Restate the records below word for word.

- Stored records
################

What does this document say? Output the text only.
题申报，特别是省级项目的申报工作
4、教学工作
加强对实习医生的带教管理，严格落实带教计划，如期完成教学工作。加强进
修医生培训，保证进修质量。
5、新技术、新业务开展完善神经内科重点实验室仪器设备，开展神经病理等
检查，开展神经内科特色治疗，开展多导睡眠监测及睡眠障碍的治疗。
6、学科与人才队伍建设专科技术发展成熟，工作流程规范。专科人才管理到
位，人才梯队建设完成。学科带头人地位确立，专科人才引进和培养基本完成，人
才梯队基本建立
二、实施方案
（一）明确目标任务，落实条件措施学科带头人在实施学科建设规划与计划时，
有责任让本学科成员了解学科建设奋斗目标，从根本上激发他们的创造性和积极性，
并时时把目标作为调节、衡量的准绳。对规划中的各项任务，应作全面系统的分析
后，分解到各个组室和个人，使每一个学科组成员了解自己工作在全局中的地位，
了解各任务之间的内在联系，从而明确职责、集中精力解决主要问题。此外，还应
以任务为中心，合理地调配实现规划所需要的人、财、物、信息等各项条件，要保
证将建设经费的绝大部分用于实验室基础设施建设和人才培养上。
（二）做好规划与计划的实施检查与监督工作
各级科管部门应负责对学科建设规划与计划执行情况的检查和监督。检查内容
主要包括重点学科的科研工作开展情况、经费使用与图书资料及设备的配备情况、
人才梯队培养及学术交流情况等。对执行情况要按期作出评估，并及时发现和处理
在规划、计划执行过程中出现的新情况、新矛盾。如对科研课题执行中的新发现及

################

- Solution to the problem
What does this document say? Output the text only.
题申报，特别是省级项目的申报工作
4、教学工作
加强对实习医生的带教管理，严格落实带教计划，如期完成教学工作。加强进
修医生培训，保证进修质量。
5、新技术、新业务开展完善神经内科重点实验室仪器设备，开展神经病理等
检查，开展神经内科特色治疗，开展多导睡眠监测及睡眠障碍的治疗。
6、学科与人才队伍建设专科技术发展成熟，工作流程规范。专科人才管理到
位，人才梯队建设完成。学科带头人地位确立，专科人才引进和培养基本完成，人
才梯队基本建立
二、实施方案
（一）明确目标任务，落实条件措施学科带头人在实施学科建设规划与计划时，
有责任让本学科成员了解学科建设奋斗目标，从根本上激发他们的创造性和积极性，
并时时把目标作为调节、衡量的准绳。对规划中的各项任务，应作全面系统的分析
后，分解到各个组室和个人，使每一个学科组成员了解自己工作在全局中的地位，
了解各任务之间的内在联系，从而明确职责、集中精力解决主要问题。此外，还应
以任务为中心，合理地调配实现规划所需要的人、财、物、信息等各项条件，要保
证将建设经费的绝大部分用于实验室基础设施建设和人才培养上。
（二）做好规划与计划的实施检查与监督工作
各级科管部门应负责对学科建设规划与计划执行情况的检查和监督。检查内容
主要包括重点学科的科研工作开展情况、经费使用与图书资料及设备的配备情况、
人才梯队培养及学术交流情况等。对执行情况要按期作出评估，并及时发现和处理
在规划、计划执行过程中出现的新情况、新矛盾。如对科研课题执行中的新发现及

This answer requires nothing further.